WORK REQUIRED -> Word for word, give the material below again, minus any images.

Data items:
-- START --
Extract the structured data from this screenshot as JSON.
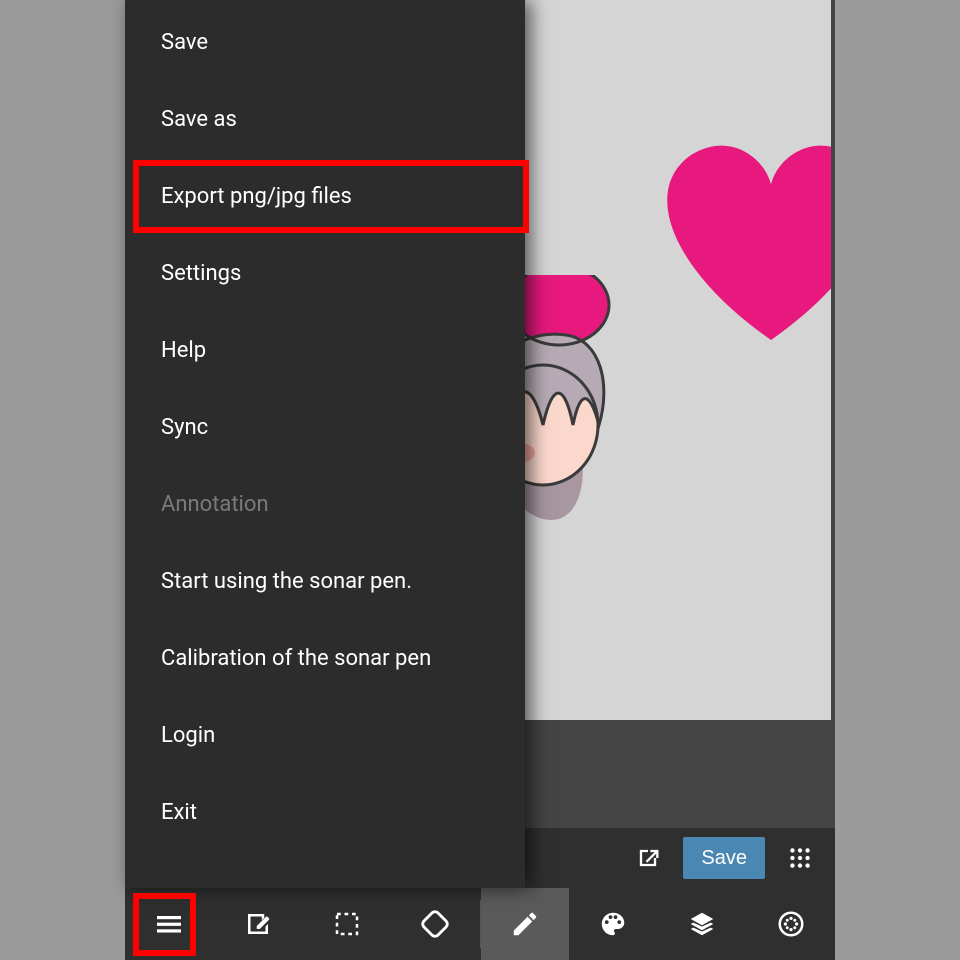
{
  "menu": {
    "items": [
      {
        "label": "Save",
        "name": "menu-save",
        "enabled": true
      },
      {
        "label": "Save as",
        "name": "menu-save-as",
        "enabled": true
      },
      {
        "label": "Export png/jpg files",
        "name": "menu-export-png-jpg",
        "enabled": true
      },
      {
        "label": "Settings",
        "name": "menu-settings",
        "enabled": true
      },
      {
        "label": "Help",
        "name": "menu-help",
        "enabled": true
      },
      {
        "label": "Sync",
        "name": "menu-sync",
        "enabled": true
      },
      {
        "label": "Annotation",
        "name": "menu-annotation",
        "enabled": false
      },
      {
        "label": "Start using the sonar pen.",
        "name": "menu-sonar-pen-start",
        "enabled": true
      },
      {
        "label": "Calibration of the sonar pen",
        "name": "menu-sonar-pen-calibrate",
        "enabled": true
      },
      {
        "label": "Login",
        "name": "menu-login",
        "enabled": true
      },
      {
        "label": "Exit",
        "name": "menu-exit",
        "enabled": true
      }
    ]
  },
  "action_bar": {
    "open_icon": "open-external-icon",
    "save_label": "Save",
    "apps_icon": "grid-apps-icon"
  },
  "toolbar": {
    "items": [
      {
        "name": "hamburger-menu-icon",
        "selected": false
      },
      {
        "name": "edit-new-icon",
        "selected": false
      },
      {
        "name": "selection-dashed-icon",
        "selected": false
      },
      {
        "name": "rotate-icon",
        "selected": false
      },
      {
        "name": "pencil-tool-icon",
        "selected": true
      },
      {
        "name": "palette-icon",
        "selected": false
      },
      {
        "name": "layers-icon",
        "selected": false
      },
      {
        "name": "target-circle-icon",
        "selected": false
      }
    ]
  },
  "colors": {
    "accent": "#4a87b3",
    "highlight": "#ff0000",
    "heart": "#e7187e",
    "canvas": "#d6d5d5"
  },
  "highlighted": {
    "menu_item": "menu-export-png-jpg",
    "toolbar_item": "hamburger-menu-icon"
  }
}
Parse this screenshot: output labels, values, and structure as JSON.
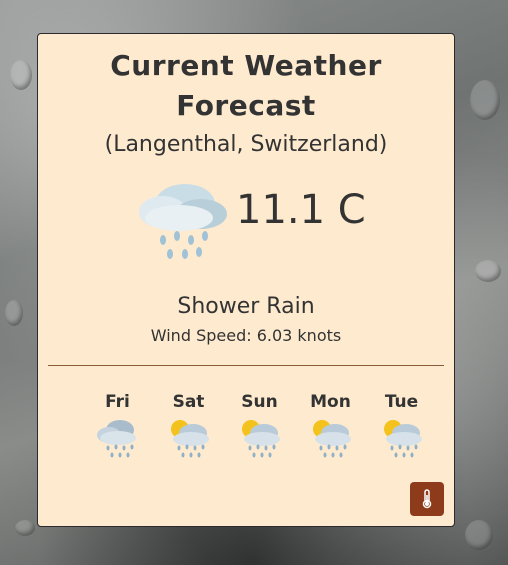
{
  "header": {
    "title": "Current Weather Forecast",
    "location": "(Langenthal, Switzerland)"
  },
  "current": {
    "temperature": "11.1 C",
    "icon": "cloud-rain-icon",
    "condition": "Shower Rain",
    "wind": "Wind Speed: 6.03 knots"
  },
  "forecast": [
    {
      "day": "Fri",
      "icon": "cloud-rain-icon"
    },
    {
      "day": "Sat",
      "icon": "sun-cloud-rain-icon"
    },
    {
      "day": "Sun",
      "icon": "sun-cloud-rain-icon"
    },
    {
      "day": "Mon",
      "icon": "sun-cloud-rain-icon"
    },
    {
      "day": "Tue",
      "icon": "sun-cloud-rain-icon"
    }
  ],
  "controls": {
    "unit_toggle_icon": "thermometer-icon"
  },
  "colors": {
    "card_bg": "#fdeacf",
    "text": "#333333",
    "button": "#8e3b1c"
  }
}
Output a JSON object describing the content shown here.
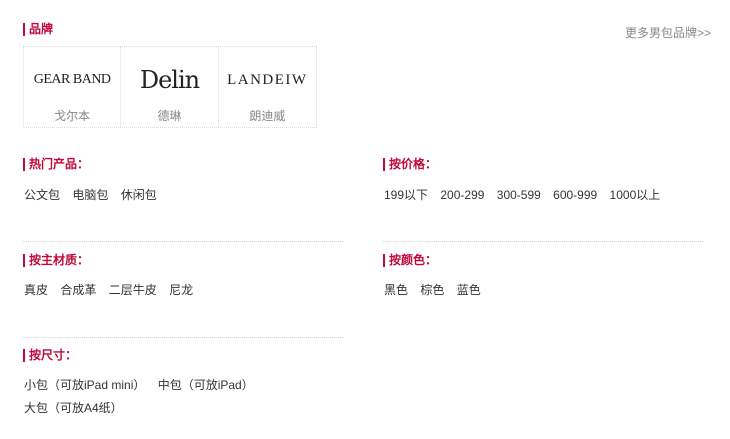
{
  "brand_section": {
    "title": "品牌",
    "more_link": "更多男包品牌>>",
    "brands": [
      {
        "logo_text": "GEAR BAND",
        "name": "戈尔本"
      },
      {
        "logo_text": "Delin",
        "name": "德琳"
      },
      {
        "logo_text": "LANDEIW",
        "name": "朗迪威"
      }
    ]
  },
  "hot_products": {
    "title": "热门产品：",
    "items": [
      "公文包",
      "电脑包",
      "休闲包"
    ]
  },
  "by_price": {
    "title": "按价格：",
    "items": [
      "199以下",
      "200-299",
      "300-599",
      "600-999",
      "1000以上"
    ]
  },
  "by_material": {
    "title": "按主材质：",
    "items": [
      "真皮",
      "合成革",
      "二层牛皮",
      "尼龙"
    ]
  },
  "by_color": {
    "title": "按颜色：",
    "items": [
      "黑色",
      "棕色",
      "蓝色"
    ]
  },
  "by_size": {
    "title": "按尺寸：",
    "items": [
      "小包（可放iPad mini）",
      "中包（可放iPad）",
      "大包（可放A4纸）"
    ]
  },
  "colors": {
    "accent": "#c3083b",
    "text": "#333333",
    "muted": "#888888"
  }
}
-- END --
ANSWER TO THIS PROBLEM ->
Extract the structured data from this screenshot as JSON.
{
  "menu": {
    "items": [
      {
        "label": "Save",
        "name": "menu-save",
        "enabled": true
      },
      {
        "label": "Save as",
        "name": "menu-save-as",
        "enabled": true
      },
      {
        "label": "Export png/jpg files",
        "name": "menu-export-png-jpg",
        "enabled": true
      },
      {
        "label": "Settings",
        "name": "menu-settings",
        "enabled": true
      },
      {
        "label": "Help",
        "name": "menu-help",
        "enabled": true
      },
      {
        "label": "Sync",
        "name": "menu-sync",
        "enabled": true
      },
      {
        "label": "Annotation",
        "name": "menu-annotation",
        "enabled": false
      },
      {
        "label": "Start using the sonar pen.",
        "name": "menu-sonar-pen-start",
        "enabled": true
      },
      {
        "label": "Calibration of the sonar pen",
        "name": "menu-sonar-pen-calibrate",
        "enabled": true
      },
      {
        "label": "Login",
        "name": "menu-login",
        "enabled": true
      },
      {
        "label": "Exit",
        "name": "menu-exit",
        "enabled": true
      }
    ]
  },
  "action_bar": {
    "open_icon": "open-external-icon",
    "save_label": "Save",
    "apps_icon": "grid-apps-icon"
  },
  "toolbar": {
    "items": [
      {
        "name": "hamburger-menu-icon",
        "selected": false
      },
      {
        "name": "edit-new-icon",
        "selected": false
      },
      {
        "name": "selection-dashed-icon",
        "selected": false
      },
      {
        "name": "rotate-icon",
        "selected": false
      },
      {
        "name": "pencil-tool-icon",
        "selected": true
      },
      {
        "name": "palette-icon",
        "selected": false
      },
      {
        "name": "layers-icon",
        "selected": false
      },
      {
        "name": "target-circle-icon",
        "selected": false
      }
    ]
  },
  "colors": {
    "accent": "#4a87b3",
    "highlight": "#ff0000",
    "heart": "#e7187e",
    "canvas": "#d6d5d5"
  },
  "highlighted": {
    "menu_item": "menu-export-png-jpg",
    "toolbar_item": "hamburger-menu-icon"
  }
}
Parse this screenshot: output labels, values, and structure as JSON.
{
  "header": {
    "title": "Current Weather Forecast",
    "location": "(Langenthal, Switzerland)"
  },
  "current": {
    "temperature": "11.1 C",
    "icon": "cloud-rain-icon",
    "condition": "Shower Rain",
    "wind": "Wind Speed: 6.03 knots"
  },
  "forecast": [
    {
      "day": "Fri",
      "icon": "cloud-rain-icon"
    },
    {
      "day": "Sat",
      "icon": "sun-cloud-rain-icon"
    },
    {
      "day": "Sun",
      "icon": "sun-cloud-rain-icon"
    },
    {
      "day": "Mon",
      "icon": "sun-cloud-rain-icon"
    },
    {
      "day": "Tue",
      "icon": "sun-cloud-rain-icon"
    }
  ],
  "controls": {
    "unit_toggle_icon": "thermometer-icon"
  },
  "colors": {
    "card_bg": "#fdeacf",
    "text": "#333333",
    "button": "#8e3b1c"
  }
}
Output a JSON object describing the content shown here.
{
  "brand_section": {
    "title": "品牌",
    "more_link": "更多男包品牌>>",
    "brands": [
      {
        "logo_text": "GEAR BAND",
        "name": "戈尔本"
      },
      {
        "logo_text": "Delin",
        "name": "德琳"
      },
      {
        "logo_text": "LANDEIW",
        "name": "朗迪威"
      }
    ]
  },
  "hot_products": {
    "title": "热门产品：",
    "items": [
      "公文包",
      "电脑包",
      "休闲包"
    ]
  },
  "by_price": {
    "title": "按价格：",
    "items": [
      "199以下",
      "200-299",
      "300-599",
      "600-999",
      "1000以上"
    ]
  },
  "by_material": {
    "title": "按主材质：",
    "items": [
      "真皮",
      "合成革",
      "二层牛皮",
      "尼龙"
    ]
  },
  "by_color": {
    "title": "按颜色：",
    "items": [
      "黑色",
      "棕色",
      "蓝色"
    ]
  },
  "by_size": {
    "title": "按尺寸：",
    "items": [
      "小包（可放iPad mini）",
      "中包（可放iPad）",
      "大包（可放A4纸）"
    ]
  },
  "colors": {
    "accent": "#c3083b",
    "text": "#333333",
    "muted": "#888888"
  }
}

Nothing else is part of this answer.